**What is asked**
For each line in the data below that holds "complete", return a copy.

(Stored entries)

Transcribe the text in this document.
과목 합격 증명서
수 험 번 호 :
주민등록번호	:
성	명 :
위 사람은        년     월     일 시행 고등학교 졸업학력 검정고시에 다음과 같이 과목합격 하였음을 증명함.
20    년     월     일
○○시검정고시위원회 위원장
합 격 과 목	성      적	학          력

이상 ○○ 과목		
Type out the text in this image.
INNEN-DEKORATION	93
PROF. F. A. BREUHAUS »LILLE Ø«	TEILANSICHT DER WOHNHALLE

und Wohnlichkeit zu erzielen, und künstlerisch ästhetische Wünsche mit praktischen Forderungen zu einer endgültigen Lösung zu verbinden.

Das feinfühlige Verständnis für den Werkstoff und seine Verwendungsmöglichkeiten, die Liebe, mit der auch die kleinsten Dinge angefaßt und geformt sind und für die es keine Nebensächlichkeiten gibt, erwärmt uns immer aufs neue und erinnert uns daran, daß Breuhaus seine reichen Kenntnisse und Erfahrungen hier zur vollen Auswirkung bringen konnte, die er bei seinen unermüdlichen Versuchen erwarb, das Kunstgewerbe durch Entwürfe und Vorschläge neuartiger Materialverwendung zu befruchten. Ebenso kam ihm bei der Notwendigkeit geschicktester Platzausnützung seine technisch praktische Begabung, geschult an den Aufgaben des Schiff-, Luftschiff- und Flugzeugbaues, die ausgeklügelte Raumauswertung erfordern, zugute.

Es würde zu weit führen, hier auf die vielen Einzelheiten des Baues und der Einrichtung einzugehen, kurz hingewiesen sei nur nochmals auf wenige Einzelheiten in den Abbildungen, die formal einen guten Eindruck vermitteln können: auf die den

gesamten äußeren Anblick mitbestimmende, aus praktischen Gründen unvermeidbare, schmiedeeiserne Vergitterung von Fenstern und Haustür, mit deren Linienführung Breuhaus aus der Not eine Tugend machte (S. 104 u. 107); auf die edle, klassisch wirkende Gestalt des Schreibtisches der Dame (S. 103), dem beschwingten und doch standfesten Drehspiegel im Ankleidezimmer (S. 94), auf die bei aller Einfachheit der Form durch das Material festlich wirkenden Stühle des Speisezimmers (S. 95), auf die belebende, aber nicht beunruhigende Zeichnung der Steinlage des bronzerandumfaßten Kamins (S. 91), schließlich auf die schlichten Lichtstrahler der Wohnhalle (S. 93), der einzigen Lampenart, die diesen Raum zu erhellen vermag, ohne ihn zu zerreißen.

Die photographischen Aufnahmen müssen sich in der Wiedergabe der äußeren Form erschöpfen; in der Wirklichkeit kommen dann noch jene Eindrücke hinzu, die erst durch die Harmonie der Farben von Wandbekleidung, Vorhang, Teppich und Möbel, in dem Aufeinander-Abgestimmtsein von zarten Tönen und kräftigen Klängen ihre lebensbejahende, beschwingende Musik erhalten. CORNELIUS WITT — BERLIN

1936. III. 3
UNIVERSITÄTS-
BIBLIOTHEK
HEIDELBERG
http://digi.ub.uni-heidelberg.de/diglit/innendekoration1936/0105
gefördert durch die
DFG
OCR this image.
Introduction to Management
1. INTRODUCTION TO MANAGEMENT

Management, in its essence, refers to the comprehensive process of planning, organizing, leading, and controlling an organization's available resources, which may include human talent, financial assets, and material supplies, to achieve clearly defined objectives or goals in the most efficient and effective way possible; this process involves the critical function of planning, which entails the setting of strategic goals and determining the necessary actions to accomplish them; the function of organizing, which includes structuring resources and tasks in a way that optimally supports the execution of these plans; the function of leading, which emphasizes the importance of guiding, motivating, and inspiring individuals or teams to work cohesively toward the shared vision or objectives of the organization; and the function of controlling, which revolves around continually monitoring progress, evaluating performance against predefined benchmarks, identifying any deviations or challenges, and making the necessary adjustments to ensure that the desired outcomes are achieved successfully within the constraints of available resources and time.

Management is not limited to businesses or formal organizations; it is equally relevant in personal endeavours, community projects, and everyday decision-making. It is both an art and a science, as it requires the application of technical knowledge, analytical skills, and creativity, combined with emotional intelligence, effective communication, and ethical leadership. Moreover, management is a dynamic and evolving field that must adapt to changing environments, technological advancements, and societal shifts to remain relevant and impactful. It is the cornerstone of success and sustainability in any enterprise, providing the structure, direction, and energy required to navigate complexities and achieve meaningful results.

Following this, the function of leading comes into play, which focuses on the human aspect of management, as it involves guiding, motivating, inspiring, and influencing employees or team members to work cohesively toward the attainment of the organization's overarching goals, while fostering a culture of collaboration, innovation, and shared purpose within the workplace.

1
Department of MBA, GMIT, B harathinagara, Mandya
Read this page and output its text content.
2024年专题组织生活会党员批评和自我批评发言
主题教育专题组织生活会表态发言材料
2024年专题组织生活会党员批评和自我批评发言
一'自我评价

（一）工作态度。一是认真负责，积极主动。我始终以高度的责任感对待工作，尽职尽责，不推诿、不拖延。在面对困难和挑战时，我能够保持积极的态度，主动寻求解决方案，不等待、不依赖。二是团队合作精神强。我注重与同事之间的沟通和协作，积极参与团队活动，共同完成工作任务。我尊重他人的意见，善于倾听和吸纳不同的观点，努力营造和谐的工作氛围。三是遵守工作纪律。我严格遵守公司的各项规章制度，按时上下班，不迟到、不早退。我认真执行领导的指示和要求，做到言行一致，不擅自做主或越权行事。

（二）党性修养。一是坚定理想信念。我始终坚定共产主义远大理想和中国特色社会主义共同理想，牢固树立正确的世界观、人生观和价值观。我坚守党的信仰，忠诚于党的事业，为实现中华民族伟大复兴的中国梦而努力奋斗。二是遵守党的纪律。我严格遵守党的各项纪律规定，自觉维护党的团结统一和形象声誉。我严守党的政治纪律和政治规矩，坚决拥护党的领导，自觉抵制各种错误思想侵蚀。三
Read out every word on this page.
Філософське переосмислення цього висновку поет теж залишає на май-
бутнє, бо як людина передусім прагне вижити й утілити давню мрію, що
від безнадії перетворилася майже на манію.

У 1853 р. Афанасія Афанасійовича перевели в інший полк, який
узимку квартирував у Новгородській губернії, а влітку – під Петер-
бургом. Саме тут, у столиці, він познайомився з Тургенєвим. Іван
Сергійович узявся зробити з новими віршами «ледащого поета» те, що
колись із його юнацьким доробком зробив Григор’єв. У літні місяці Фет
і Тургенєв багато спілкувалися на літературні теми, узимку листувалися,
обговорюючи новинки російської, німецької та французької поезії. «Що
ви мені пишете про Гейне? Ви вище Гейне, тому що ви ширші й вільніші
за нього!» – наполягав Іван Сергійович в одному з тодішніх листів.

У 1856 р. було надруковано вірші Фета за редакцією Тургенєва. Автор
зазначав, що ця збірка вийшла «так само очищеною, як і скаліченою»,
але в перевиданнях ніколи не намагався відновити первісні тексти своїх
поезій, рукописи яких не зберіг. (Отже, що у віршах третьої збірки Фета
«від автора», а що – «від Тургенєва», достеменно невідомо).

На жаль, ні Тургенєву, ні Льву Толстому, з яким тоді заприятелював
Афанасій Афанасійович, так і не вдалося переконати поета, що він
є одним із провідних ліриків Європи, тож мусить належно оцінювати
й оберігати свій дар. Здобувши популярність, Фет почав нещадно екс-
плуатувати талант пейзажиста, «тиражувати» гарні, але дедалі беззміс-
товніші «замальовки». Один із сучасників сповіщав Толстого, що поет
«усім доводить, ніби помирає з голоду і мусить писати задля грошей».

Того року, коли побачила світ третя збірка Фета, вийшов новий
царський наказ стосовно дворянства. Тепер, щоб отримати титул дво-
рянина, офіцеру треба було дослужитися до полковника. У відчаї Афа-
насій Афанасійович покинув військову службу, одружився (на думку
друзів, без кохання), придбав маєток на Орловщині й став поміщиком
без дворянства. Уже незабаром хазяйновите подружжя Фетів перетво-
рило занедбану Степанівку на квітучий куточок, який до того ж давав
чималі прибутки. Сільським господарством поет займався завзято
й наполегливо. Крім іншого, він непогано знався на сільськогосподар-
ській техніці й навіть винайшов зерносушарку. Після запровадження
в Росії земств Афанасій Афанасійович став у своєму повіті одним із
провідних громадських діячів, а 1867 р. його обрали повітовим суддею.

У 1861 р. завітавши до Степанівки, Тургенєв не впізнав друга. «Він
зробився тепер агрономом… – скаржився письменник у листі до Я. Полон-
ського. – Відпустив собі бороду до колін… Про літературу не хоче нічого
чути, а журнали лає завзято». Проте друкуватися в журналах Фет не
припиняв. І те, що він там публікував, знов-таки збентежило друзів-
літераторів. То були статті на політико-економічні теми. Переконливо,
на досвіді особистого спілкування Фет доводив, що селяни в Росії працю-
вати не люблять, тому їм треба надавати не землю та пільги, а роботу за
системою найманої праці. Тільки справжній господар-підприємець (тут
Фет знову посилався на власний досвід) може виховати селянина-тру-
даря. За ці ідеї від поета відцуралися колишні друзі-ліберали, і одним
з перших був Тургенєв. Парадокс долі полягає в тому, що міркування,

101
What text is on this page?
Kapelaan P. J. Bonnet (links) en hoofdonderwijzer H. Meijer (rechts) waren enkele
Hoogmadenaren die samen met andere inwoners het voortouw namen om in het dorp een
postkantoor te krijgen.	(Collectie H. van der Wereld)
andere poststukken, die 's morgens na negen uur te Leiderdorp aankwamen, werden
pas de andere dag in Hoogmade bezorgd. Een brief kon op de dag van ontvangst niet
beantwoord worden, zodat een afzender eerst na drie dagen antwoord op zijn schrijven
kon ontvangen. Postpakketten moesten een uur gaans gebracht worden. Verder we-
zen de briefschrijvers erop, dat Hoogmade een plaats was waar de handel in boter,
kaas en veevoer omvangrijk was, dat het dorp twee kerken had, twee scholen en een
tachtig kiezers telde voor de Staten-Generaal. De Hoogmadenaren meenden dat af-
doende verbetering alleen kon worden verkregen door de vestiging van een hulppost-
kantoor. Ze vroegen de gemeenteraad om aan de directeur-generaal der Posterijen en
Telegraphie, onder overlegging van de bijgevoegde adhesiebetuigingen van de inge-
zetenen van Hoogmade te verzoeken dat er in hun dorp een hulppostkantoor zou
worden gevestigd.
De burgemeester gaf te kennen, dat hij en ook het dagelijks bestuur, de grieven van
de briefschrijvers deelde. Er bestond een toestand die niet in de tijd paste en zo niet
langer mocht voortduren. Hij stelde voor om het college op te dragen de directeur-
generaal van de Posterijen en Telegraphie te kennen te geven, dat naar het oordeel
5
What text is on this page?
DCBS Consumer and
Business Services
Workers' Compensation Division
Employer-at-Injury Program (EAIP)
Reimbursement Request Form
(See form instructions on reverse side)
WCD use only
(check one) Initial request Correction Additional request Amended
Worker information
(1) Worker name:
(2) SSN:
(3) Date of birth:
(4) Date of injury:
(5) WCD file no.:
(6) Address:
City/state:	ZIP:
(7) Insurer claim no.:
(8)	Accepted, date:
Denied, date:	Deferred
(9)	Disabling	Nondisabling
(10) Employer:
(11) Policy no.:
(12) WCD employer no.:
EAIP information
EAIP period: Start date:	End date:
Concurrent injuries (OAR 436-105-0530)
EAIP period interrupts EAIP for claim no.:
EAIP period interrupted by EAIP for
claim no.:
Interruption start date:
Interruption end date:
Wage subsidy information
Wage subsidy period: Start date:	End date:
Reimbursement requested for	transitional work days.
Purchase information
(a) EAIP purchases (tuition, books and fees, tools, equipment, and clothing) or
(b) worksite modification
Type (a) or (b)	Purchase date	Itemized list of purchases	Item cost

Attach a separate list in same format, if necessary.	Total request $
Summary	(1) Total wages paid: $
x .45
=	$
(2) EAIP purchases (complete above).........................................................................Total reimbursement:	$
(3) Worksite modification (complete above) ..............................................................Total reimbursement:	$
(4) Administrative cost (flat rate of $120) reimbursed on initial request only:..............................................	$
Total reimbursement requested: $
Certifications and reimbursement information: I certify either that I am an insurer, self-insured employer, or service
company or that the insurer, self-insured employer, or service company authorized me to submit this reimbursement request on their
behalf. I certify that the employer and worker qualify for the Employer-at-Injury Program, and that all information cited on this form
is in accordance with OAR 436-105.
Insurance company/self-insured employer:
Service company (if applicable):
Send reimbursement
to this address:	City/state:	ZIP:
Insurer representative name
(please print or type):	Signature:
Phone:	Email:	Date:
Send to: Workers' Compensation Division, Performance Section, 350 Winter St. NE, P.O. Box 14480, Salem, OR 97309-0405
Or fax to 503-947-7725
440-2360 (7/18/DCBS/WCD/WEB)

**In response**
(2) EAIP purchases (complete above).........................................................................Total reimbursement:	$
(3) Worksite modification (complete above) ..............................................................Total reimbursement:	$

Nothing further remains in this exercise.